▶ [TASK BRIEF]:
Search the listing below for the word "ylabel" and copy each line that holds it.

┄┄┄┄┄┄

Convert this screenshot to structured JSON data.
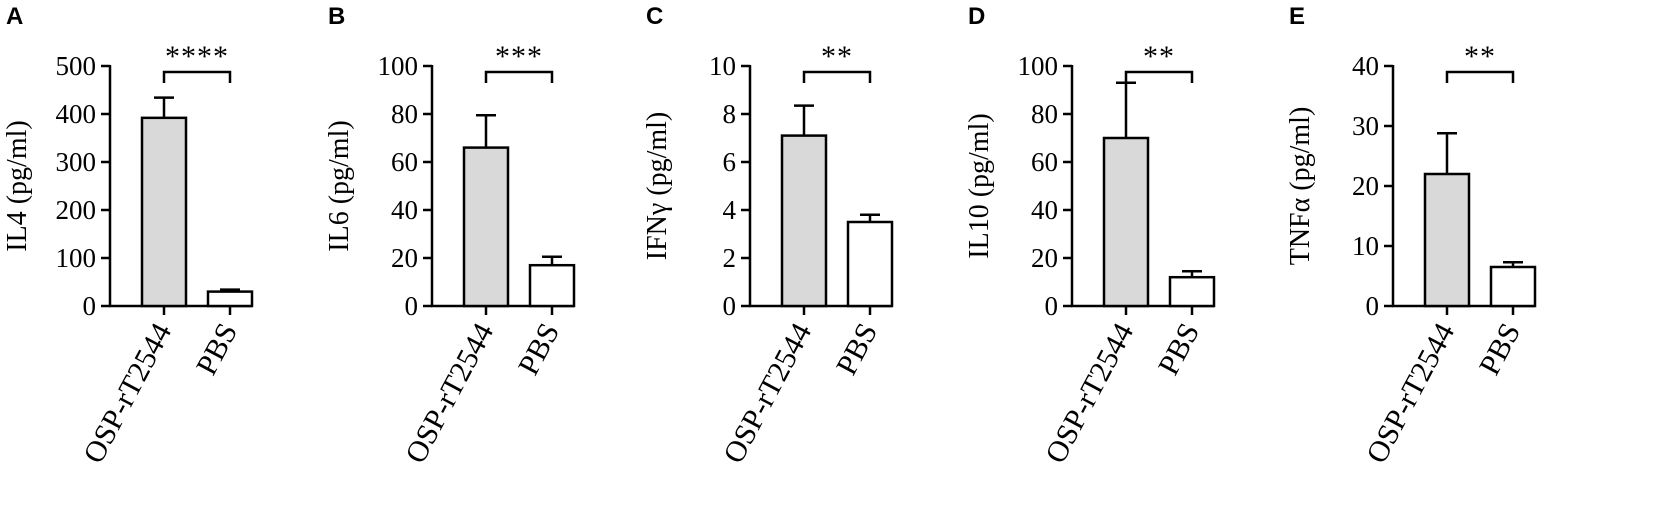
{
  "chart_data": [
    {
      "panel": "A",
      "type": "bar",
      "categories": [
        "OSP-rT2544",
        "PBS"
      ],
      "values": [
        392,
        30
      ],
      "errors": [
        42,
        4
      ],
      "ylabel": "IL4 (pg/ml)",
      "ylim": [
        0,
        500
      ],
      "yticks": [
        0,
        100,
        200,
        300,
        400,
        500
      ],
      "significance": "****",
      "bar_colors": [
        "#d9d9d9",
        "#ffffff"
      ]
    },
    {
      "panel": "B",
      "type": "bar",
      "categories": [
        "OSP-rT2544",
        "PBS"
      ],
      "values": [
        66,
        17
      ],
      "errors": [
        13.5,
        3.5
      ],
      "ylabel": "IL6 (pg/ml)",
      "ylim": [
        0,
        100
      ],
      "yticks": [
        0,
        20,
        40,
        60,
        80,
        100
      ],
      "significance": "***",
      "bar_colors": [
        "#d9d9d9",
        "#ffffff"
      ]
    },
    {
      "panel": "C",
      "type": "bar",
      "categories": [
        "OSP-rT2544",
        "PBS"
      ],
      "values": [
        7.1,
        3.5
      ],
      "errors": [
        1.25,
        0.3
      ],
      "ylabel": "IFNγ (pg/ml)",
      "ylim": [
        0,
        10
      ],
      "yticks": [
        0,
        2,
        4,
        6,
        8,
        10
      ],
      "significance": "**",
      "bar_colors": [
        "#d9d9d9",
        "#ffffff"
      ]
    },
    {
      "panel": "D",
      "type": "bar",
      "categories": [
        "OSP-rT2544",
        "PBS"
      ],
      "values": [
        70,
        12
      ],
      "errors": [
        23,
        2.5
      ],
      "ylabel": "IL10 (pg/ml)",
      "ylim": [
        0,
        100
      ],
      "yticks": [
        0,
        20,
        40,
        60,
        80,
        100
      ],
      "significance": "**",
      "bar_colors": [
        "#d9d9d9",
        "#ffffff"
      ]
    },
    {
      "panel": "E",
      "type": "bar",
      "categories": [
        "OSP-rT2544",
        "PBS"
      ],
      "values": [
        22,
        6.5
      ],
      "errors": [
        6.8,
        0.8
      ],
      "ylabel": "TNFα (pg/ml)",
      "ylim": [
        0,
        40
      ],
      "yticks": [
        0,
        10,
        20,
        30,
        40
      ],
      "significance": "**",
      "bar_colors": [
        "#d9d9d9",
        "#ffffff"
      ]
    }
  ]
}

┄┄┄┄┄┄

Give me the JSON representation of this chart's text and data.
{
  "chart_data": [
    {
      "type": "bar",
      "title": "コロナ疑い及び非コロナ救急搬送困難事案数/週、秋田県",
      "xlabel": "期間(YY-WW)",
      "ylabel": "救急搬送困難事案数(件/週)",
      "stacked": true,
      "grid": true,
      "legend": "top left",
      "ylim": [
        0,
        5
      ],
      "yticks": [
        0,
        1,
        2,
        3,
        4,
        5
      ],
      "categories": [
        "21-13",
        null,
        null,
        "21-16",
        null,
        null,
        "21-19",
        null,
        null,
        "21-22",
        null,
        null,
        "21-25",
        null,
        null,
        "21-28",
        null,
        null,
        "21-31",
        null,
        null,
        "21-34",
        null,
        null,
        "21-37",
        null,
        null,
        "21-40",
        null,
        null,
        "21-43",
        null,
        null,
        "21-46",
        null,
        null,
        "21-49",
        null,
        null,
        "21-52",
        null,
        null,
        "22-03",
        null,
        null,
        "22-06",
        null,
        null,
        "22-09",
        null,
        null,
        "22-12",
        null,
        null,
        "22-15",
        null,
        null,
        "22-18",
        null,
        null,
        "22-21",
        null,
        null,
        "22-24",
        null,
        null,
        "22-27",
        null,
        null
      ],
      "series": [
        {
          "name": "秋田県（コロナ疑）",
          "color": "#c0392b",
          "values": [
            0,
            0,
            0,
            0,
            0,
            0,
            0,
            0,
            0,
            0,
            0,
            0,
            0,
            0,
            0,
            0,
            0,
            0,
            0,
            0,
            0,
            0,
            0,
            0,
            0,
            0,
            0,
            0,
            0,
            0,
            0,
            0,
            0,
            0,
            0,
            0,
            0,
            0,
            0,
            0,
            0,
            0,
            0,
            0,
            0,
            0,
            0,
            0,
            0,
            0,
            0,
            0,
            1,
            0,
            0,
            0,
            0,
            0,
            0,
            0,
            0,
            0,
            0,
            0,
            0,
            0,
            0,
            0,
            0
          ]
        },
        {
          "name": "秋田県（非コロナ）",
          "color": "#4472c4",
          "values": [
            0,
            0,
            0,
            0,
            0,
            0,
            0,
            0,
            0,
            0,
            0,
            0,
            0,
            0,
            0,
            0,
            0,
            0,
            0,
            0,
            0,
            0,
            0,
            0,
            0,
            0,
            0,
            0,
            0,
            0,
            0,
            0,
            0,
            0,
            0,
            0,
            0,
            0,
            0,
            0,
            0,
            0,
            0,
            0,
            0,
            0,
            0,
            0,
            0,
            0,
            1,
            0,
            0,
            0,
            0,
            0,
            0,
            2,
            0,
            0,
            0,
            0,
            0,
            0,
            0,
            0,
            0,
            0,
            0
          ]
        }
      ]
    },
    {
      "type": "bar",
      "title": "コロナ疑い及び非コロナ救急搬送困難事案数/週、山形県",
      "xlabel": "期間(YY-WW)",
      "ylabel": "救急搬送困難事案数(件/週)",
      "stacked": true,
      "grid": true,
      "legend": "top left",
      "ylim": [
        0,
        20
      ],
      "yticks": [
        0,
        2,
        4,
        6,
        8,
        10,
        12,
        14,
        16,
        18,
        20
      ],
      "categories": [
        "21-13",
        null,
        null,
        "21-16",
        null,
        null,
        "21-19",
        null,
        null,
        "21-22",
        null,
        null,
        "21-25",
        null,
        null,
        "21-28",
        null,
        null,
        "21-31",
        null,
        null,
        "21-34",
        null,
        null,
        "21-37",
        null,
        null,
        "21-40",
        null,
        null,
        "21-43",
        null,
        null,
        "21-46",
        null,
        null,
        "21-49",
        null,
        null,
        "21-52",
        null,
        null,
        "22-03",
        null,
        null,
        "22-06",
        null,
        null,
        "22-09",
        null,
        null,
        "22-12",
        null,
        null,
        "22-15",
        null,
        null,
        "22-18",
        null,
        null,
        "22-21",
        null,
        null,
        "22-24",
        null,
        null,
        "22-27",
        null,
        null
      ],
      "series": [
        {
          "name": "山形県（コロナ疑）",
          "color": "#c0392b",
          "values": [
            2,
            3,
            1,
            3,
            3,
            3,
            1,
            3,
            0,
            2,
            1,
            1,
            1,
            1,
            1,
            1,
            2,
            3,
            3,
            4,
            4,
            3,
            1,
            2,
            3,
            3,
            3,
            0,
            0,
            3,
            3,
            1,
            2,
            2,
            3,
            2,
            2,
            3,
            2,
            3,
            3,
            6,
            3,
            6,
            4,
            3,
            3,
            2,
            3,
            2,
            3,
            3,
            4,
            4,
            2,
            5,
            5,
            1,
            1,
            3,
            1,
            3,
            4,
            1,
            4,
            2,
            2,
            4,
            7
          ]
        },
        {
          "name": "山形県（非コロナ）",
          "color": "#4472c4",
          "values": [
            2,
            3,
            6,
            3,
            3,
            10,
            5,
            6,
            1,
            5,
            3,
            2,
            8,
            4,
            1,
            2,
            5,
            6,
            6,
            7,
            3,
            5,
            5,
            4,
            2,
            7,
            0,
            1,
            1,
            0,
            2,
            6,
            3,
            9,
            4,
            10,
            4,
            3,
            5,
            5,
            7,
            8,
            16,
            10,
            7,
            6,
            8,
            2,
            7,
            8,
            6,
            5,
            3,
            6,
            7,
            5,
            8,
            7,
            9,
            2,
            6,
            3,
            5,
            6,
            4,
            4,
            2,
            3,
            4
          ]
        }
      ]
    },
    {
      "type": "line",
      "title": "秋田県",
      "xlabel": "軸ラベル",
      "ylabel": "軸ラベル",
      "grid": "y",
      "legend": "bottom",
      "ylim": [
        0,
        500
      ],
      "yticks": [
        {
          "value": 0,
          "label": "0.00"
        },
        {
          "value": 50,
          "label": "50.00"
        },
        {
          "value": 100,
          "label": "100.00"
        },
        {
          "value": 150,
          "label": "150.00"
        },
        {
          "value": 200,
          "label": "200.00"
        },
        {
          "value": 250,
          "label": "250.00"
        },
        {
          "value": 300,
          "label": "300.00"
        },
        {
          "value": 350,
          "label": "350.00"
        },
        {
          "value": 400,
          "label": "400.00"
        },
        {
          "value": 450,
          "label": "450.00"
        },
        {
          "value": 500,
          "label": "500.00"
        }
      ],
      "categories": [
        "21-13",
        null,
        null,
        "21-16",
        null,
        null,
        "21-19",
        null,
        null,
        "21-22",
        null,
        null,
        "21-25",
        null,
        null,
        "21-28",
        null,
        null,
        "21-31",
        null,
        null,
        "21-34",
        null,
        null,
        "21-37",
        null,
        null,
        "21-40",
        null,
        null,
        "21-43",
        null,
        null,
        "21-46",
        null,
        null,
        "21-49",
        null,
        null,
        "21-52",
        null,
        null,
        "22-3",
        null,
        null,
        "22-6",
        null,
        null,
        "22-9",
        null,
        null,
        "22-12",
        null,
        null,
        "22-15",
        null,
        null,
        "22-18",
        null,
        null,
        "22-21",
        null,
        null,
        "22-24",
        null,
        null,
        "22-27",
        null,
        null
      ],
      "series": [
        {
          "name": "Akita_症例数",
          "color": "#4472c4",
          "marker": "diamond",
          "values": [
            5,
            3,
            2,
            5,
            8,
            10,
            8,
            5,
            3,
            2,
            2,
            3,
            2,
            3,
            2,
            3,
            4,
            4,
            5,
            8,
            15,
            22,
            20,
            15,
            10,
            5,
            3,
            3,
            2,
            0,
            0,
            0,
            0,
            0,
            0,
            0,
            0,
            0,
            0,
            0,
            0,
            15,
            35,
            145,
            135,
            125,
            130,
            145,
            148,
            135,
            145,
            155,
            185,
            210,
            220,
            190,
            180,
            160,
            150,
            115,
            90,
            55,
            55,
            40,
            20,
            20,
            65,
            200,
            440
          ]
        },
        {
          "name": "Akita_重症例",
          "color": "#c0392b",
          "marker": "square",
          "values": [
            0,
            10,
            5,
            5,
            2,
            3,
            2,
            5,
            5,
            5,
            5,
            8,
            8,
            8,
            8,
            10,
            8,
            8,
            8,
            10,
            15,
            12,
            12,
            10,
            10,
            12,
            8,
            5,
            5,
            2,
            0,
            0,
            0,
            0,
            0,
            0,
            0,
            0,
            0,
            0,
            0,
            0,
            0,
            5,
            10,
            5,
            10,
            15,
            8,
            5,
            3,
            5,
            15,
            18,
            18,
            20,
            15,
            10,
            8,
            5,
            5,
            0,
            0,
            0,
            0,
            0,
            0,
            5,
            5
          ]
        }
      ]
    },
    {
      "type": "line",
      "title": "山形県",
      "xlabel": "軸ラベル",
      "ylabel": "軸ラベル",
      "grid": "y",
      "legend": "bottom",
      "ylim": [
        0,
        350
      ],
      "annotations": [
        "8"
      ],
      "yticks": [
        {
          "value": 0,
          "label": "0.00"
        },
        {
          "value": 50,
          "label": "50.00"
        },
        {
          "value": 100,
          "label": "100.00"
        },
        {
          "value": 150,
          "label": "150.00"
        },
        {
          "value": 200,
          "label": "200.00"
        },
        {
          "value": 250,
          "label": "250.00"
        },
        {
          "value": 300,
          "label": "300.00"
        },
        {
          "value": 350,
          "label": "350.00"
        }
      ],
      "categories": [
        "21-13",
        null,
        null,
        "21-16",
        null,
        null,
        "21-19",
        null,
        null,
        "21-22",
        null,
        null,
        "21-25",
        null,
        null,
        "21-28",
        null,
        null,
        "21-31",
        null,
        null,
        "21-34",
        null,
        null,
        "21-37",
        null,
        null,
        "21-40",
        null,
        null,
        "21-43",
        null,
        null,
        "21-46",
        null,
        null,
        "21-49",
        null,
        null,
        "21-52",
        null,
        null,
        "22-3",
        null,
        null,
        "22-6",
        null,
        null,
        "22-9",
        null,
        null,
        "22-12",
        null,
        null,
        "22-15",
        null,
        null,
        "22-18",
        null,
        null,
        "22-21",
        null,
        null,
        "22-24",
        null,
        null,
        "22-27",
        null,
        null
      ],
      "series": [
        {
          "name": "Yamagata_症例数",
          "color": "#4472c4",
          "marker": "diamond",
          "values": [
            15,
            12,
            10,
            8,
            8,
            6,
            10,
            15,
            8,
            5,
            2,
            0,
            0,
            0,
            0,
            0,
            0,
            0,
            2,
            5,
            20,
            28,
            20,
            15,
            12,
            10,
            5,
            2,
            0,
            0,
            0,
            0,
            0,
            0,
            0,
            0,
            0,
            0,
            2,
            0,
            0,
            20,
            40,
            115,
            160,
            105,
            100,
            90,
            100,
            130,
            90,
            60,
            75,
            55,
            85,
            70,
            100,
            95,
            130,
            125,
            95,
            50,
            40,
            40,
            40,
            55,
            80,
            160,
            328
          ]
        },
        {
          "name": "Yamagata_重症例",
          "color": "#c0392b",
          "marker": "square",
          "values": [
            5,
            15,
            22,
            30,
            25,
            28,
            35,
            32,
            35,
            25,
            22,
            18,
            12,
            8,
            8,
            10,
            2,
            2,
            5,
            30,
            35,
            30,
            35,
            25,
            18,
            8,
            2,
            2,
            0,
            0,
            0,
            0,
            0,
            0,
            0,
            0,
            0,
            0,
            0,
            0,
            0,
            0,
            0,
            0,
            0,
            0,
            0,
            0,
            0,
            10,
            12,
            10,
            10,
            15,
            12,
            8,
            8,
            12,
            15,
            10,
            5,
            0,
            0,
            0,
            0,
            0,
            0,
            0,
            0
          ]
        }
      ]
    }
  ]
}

┄┄┄┄┄┄

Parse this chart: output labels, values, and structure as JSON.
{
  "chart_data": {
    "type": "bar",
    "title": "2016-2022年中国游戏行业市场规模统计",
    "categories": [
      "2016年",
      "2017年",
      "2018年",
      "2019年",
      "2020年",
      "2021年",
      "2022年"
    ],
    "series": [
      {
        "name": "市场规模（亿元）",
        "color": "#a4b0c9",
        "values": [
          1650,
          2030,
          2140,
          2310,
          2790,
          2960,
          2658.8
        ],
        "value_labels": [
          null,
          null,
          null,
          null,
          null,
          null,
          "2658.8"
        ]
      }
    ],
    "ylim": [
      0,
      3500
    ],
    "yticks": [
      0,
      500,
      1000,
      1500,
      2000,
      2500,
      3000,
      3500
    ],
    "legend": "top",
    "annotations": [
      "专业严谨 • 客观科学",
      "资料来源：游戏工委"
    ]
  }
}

┄┄┄┄┄┄

▶ [FINAL RESULT]:
      "ylabel": "IL4 (pg/ml)",
      "ylabel": "IL6 (pg/ml)",
      "ylabel": "IFNγ (pg/ml)",
      "ylabel": "IL10 (pg/ml)",
      "ylabel": "TNFα (pg/ml)",
      "ylabel": "救急搬送困難事案数(件/週)",
      "ylabel": "救急搬送困難事案数(件/週)",
      "ylabel": "軸ラベル",
      "ylabel": "軸ラベル",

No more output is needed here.